Brief: From the listing below, copy every line with the word "downloads".

##### Extracted information #####

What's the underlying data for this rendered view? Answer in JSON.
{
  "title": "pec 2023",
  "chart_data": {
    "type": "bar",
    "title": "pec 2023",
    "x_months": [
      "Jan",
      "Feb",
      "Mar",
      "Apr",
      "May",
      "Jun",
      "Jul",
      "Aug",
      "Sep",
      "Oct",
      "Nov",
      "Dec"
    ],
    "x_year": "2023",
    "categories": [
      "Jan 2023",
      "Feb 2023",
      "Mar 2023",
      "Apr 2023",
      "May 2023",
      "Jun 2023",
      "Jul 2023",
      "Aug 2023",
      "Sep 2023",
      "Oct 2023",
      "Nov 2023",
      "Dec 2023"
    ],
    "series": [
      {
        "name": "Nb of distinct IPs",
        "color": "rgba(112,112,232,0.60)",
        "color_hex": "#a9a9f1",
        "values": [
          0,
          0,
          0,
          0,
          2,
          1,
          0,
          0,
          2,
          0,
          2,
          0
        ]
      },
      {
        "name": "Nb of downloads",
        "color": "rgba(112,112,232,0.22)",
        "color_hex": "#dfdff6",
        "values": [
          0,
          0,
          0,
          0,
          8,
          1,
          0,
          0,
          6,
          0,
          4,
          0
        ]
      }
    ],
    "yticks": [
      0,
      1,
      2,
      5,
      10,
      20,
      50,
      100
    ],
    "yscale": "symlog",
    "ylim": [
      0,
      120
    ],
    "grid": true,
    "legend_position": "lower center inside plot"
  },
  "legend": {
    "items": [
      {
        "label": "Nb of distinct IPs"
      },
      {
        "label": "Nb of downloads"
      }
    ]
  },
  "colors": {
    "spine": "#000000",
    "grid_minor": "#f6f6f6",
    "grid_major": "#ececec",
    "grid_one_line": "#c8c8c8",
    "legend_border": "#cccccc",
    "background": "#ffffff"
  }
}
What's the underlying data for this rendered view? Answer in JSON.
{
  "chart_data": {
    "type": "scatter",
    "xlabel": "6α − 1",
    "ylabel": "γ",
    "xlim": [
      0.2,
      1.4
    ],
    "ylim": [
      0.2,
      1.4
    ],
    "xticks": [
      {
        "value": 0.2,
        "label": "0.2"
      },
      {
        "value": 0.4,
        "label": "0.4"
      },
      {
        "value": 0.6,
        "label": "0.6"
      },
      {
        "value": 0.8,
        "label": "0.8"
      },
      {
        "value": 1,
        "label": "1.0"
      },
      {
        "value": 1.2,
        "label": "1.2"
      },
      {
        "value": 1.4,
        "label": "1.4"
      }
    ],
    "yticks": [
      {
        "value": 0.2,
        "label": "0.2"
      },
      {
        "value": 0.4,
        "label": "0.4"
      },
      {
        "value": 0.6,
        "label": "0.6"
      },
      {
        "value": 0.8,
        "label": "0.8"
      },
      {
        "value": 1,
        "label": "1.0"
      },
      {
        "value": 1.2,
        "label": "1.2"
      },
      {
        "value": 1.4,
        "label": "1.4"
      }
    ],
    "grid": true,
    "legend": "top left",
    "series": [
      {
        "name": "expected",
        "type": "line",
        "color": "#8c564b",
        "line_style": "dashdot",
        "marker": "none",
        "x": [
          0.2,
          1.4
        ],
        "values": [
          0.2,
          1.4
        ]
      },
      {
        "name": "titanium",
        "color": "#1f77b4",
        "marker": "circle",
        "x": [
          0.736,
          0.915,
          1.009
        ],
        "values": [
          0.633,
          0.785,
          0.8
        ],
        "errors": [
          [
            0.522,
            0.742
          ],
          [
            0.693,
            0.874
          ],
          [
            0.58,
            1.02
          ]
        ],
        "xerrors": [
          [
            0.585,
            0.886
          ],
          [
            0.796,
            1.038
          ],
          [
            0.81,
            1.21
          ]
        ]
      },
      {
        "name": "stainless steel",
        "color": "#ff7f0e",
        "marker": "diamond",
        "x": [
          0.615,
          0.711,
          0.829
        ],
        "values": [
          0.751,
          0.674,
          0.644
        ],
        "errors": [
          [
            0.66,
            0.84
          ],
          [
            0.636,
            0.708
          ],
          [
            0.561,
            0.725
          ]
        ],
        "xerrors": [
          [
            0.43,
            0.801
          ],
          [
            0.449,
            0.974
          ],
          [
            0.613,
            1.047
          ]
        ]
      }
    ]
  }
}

#####

Exercise result:
        "name": "Nb of downloads",
        "label": "Nb of downloads"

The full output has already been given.